═══ Data provided ═══
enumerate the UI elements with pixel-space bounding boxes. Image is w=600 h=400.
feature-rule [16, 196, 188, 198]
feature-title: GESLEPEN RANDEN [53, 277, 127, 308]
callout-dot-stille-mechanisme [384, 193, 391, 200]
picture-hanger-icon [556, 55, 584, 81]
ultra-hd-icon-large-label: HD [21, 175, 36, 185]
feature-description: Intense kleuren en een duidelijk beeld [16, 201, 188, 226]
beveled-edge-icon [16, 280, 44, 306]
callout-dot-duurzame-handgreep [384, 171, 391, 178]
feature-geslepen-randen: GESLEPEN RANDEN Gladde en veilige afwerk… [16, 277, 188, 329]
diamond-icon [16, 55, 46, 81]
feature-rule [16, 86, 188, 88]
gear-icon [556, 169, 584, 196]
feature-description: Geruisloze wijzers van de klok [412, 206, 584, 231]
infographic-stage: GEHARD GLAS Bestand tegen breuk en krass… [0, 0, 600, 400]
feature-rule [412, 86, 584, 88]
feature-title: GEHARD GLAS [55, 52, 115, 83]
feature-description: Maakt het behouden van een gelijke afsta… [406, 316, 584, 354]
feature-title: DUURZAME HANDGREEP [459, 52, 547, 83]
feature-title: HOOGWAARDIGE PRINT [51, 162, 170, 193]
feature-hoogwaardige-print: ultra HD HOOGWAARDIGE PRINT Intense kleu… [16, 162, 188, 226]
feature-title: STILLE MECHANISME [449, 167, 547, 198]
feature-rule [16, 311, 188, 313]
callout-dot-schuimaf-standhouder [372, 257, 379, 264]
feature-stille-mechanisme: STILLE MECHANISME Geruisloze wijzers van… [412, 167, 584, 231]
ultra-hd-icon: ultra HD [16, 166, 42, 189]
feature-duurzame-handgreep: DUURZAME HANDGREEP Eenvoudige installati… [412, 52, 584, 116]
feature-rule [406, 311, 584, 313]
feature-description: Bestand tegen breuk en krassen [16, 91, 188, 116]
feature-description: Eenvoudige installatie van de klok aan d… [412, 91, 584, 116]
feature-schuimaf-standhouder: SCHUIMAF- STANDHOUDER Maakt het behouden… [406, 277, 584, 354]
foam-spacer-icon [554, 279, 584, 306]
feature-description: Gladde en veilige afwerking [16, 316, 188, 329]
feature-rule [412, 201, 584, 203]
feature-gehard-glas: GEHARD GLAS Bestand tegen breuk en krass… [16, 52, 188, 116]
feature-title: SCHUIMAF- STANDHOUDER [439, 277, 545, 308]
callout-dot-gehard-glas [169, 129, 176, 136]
═══
[Problem to solve]
Pull out every row that contains the word "behouden", treating uppercase and lowercase as different.

[Complete response]
feature-description: Maakt het behouden van een gelijke afsta… [406, 316, 584, 354]
feature-schuimaf-standhouder: SCHUIMAF- STANDHOUDER Maakt het behouden… [406, 277, 584, 354]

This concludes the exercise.